— BEGIN The data —

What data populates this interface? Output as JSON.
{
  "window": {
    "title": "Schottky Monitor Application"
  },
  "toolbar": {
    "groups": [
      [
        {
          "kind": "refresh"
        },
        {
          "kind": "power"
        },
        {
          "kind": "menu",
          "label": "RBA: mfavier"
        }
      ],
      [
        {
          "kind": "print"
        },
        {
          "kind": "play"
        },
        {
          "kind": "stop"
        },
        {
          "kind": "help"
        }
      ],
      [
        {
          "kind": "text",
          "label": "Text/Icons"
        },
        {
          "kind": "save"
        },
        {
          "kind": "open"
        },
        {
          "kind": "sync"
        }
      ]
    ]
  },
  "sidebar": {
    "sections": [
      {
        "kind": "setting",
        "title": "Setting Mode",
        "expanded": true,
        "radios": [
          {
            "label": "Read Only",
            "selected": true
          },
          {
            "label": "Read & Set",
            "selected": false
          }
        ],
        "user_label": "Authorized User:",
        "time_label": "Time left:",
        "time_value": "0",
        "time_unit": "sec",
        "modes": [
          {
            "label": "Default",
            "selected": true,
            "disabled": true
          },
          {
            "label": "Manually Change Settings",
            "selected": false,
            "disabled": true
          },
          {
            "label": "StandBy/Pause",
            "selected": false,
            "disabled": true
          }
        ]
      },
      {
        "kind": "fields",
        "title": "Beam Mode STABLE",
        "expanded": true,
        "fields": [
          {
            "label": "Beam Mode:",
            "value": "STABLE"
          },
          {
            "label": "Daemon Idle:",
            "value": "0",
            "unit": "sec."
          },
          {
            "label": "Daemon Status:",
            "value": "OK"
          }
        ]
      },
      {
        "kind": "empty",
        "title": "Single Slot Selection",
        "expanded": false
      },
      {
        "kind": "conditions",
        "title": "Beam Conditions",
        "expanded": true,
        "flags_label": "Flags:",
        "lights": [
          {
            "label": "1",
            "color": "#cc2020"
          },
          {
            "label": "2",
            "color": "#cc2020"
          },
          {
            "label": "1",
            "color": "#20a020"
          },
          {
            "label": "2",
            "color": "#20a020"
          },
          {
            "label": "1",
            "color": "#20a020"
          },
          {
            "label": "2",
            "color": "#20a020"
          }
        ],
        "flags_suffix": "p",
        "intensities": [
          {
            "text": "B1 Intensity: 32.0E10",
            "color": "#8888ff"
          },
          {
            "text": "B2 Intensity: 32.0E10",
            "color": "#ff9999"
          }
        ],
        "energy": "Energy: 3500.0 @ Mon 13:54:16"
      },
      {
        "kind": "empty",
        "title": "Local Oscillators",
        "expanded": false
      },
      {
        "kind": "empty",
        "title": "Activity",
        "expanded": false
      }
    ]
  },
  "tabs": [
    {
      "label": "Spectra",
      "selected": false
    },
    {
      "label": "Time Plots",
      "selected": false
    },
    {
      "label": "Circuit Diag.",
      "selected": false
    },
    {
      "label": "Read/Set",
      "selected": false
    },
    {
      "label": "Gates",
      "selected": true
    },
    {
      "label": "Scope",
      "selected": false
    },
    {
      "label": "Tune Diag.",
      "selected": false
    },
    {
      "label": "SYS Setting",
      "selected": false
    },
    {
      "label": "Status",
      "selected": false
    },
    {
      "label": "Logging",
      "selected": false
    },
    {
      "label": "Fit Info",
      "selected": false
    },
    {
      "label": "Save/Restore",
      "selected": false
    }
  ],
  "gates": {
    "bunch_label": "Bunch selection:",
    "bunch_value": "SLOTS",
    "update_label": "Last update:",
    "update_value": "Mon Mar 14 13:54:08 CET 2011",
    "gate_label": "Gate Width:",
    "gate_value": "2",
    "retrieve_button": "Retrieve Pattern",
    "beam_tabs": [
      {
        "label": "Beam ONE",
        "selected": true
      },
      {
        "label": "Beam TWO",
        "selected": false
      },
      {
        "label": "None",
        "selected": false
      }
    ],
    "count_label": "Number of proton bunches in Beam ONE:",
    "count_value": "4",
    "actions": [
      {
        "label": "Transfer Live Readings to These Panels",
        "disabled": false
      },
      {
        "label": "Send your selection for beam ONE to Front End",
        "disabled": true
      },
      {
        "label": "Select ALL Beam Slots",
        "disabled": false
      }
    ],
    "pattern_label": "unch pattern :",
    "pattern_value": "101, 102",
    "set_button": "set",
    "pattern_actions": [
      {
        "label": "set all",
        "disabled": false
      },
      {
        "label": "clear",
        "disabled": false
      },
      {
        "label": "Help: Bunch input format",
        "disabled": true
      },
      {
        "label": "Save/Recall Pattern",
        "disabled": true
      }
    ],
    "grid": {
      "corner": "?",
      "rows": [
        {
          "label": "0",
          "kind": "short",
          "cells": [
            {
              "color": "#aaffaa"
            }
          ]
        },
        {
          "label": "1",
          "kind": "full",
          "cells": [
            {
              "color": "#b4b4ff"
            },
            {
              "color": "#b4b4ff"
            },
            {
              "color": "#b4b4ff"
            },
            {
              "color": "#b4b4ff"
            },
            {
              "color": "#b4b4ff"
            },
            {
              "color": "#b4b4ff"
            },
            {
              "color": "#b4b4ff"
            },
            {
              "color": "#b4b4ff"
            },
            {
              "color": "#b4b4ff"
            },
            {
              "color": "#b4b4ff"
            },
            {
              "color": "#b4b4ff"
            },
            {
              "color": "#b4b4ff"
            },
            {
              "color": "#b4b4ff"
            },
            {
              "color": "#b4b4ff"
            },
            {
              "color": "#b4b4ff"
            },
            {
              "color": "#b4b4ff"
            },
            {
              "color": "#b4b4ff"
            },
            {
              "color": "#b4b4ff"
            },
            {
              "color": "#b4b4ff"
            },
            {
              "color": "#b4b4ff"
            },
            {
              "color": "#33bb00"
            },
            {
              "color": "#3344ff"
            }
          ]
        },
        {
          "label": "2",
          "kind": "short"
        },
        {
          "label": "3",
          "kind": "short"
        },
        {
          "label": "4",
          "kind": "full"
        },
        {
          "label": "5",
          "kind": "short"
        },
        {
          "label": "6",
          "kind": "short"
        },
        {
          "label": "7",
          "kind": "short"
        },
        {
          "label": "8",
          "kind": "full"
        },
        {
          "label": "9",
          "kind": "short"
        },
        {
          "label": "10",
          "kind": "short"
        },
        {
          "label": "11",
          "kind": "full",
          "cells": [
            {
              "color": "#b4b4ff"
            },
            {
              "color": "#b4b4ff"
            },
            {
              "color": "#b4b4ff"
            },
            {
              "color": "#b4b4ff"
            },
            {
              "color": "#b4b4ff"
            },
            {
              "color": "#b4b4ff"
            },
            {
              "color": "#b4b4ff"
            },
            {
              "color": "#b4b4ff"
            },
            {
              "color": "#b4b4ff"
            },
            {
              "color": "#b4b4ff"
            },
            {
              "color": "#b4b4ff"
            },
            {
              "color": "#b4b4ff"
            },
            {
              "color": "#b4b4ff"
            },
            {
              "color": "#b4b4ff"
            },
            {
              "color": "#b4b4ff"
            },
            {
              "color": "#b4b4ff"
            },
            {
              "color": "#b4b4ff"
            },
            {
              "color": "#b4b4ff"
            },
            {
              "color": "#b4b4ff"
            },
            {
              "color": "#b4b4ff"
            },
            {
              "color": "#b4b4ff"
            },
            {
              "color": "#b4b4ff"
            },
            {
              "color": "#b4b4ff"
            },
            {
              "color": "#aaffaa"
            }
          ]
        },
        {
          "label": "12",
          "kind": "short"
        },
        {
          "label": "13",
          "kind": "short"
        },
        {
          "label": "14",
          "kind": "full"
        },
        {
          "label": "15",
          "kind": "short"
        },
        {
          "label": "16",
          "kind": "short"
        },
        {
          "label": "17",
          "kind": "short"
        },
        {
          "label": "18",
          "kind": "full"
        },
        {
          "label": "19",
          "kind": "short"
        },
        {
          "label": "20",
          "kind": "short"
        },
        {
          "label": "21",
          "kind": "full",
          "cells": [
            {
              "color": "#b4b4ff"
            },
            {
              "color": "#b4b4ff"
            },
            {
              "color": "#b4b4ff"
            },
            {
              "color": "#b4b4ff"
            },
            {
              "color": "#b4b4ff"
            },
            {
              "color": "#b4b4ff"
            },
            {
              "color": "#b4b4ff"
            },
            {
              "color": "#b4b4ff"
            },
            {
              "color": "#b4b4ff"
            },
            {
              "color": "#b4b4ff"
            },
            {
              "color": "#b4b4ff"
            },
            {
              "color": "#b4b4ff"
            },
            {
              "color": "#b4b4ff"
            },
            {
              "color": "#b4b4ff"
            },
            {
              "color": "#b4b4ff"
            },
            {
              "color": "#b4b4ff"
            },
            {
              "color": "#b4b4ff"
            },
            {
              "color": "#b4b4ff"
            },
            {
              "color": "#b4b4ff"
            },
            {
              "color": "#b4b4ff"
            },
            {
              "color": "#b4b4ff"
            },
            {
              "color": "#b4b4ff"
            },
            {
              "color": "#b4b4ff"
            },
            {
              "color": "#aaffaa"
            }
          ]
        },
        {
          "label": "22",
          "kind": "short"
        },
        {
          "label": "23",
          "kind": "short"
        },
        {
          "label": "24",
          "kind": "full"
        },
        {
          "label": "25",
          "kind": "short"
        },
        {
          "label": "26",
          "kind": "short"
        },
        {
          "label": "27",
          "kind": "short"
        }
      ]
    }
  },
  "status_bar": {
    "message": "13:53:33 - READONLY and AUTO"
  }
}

— END The data —

## What to work on:
From the listing above, pick out every line containing "STABLE".

## Complete output:
        "title": "Beam Mode STABLE",
            "value": "STABLE"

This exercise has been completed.